**** Provided information
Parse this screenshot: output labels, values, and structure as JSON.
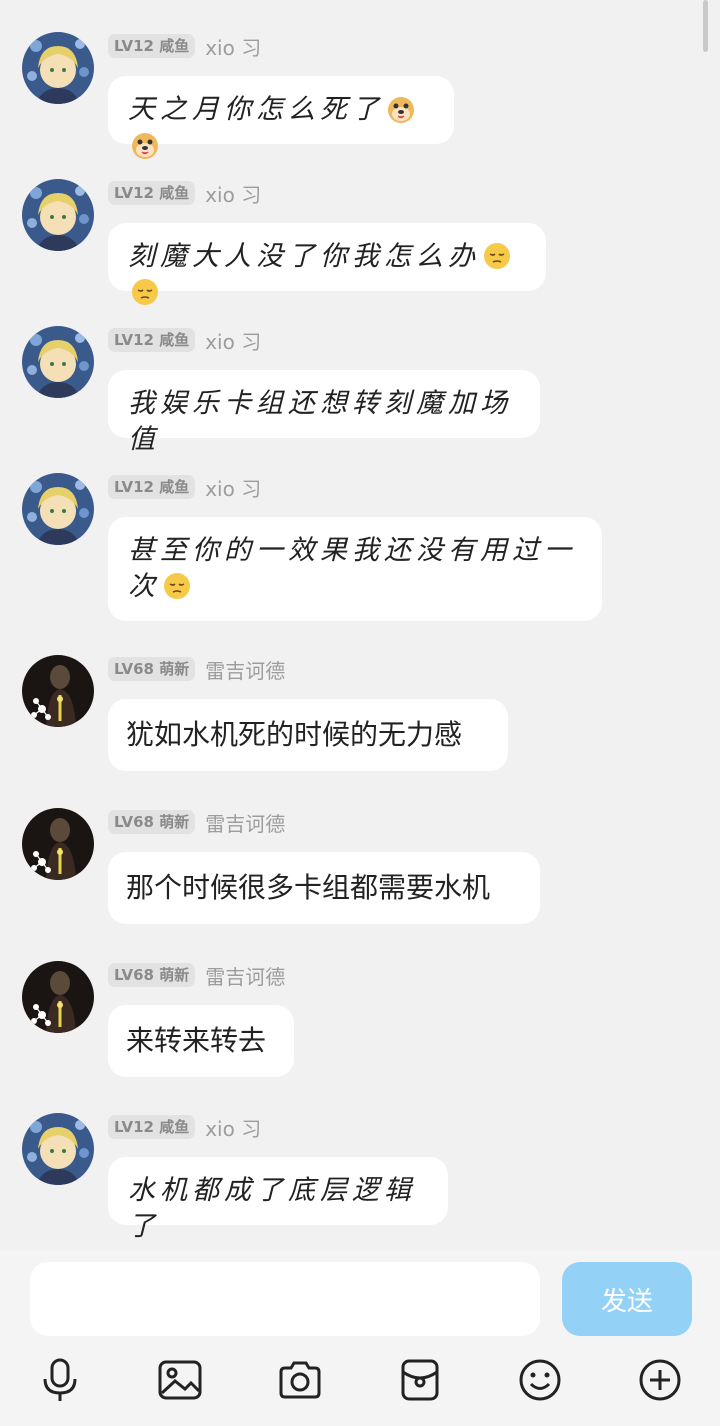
{
  "messages": [
    {
      "level": "LV12 咸鱼",
      "name": "xio 习",
      "text": "天之月你怎么死了",
      "emojis": [
        "dog-icon",
        "dog-icon"
      ],
      "avatar": "blonde-girl-avatar"
    },
    {
      "level": "LV12 咸鱼",
      "name": "xio 习",
      "text": "刻魔大人没了你我怎么办",
      "emojis": [
        "pensive-face-icon",
        "pensive-face-icon"
      ],
      "avatar": "blonde-girl-avatar"
    },
    {
      "level": "LV12 咸鱼",
      "name": "xio 习",
      "text": "我娱乐卡组还想转刻魔加场值",
      "emojis": [],
      "avatar": "blonde-girl-avatar"
    },
    {
      "level": "LV12 咸鱼",
      "name": "xio 习",
      "text": "甚至你的一效果我还没有用过一次",
      "emojis": [
        "pensive-face-icon"
      ],
      "avatar": "blonde-girl-avatar"
    },
    {
      "level": "LV68 萌新",
      "name": "雷吉诃德",
      "text": "犹如水机死的时候的无力感",
      "emojis": [],
      "avatar": "dark-character-avatar"
    },
    {
      "level": "LV68 萌新",
      "name": "雷吉诃德",
      "text": "那个时候很多卡组都需要水机",
      "emojis": [],
      "avatar": "dark-character-avatar"
    },
    {
      "level": "LV68 萌新",
      "name": "雷吉诃德",
      "text": "来转来转去",
      "emojis": [],
      "avatar": "dark-character-avatar"
    },
    {
      "level": "LV12 咸鱼",
      "name": "xio 习",
      "text": "水机都成了底层逻辑了",
      "emojis": [],
      "avatar": "blonde-girl-avatar"
    }
  ],
  "input": {
    "value": "",
    "placeholder": ""
  },
  "send_label": "发送",
  "toolbar": [
    "microphone-icon",
    "image-icon",
    "camera-icon",
    "red-packet-icon",
    "emoji-icon",
    "plus-icon"
  ],
  "colors": {
    "background": "#f1f1f1",
    "bubble": "#ffffff",
    "send_button": "#94d1f7",
    "badge_bg": "#e2e2e2"
  }
}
********
Copy each line of the records containing the string "icon".

→ Completed exercise
        "dog-icon",
        "dog-icon"
        "pensive-face-icon",
        "pensive-face-icon"
        "pensive-face-icon"
    "microphone-icon",
    "image-icon",
    "camera-icon",
    "red-packet-icon",
    "emoji-icon",
    "plus-icon"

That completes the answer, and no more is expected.